## Your task
Filter the entries below, keeping only lines with the word "screenshot".

## Supplied data
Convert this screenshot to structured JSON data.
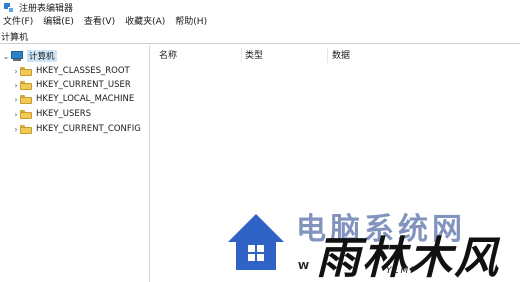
{
  "window": {
    "title": "注册表编辑器"
  },
  "menu": [
    {
      "label": "文件(F)"
    },
    {
      "label": "编辑(E)"
    },
    {
      "label": "查看(V)"
    },
    {
      "label": "收藏夹(A)"
    },
    {
      "label": "帮助(H)"
    }
  ],
  "address": {
    "path": "计算机"
  },
  "tree": {
    "root": {
      "label": "计算机",
      "expanded": true
    },
    "children": [
      {
        "label": "HKEY_CLASSES_ROOT"
      },
      {
        "label": "HKEY_CURRENT_USER"
      },
      {
        "label": "HKEY_LOCAL_MACHINE"
      },
      {
        "label": "HKEY_USERS"
      },
      {
        "label": "HKEY_CURRENT_CONFIG"
      }
    ]
  },
  "list": {
    "columns": [
      {
        "label": "名称"
      },
      {
        "label": "类型"
      },
      {
        "label": "数据"
      }
    ]
  },
  "watermark": {
    "cn_text": "电脑系统网",
    "brand": "雨林木风",
    "latin": "YLMF",
    "w_letter": "W",
    "house_color": "#2f63c6"
  }
}
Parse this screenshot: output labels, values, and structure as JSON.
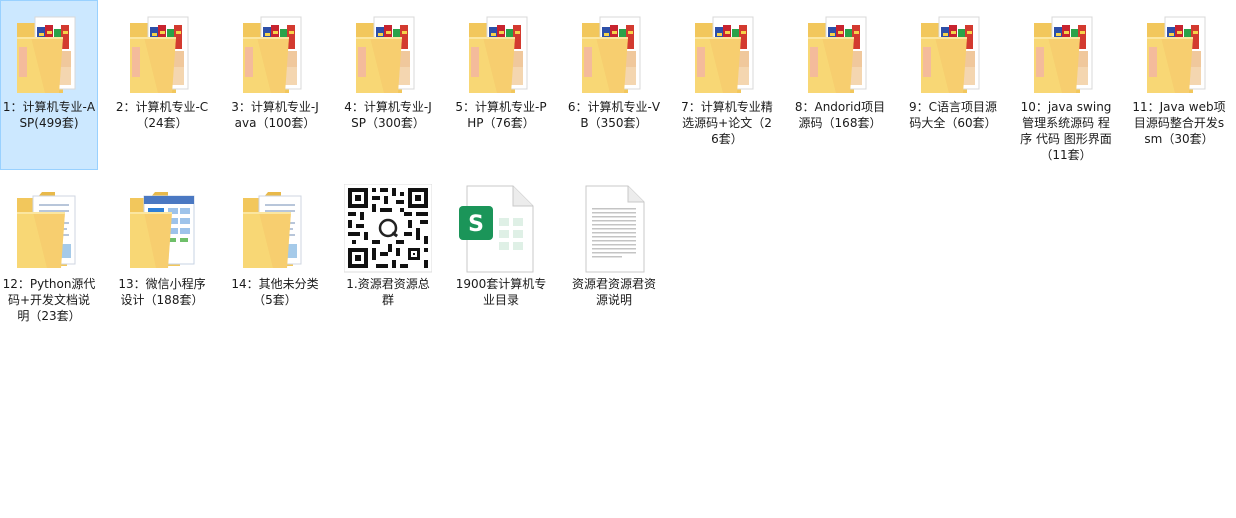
{
  "items": [
    {
      "label": "1：计算机专业-ASP(499套)",
      "icon": "folder-books-icon",
      "selected": true
    },
    {
      "label": "2：计算机专业-C（24套）",
      "icon": "folder-books-icon"
    },
    {
      "label": "3：计算机专业-Java（100套）",
      "icon": "folder-books-icon"
    },
    {
      "label": "4：计算机专业-JSP（300套）",
      "icon": "folder-books-icon"
    },
    {
      "label": "5：计算机专业-PHP（76套）",
      "icon": "folder-books-icon"
    },
    {
      "label": "6：计算机专业-VB（350套）",
      "icon": "folder-books-icon"
    },
    {
      "label": "7：计算机专业精选源码+论文（26套）",
      "icon": "folder-books-icon"
    },
    {
      "label": "8：Andorid项目源码（168套）",
      "icon": "folder-books-icon"
    },
    {
      "label": "9：C语言项目源码大全（60套）",
      "icon": "folder-books-icon"
    },
    {
      "label": "10：java swing 管理系统源码 程序 代码 图形界面（11套）",
      "icon": "folder-books-icon"
    },
    {
      "label": "11：Java web项目源码整合开发ssm（30套）",
      "icon": "folder-books-icon"
    },
    {
      "label": "12：Python源代码+开发文档说明（23套）",
      "icon": "folder-docs-icon"
    },
    {
      "label": "13：微信小程序设计（188套）",
      "icon": "folder-screenshot-icon"
    },
    {
      "label": "14：其他未分类（5套）",
      "icon": "folder-docs-icon"
    },
    {
      "label": "1.资源君资源总群",
      "icon": "qr-code-image-icon"
    },
    {
      "label": "1900套计算机专业目录",
      "icon": "spreadsheet-file-icon"
    },
    {
      "label": "资源君资源君资源说明",
      "icon": "text-document-icon"
    }
  ],
  "colors": {
    "selection": "#cce8ff",
    "selection_border": "#99d1ff",
    "folder": "#f8d775",
    "spreadsheet": "#21a366"
  }
}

## Completed task
Convert this screenshot to structured JSON data.
Parse this screenshot: output labels, values, and structure as JSON.
      "icon": "folder-screenshot-icon"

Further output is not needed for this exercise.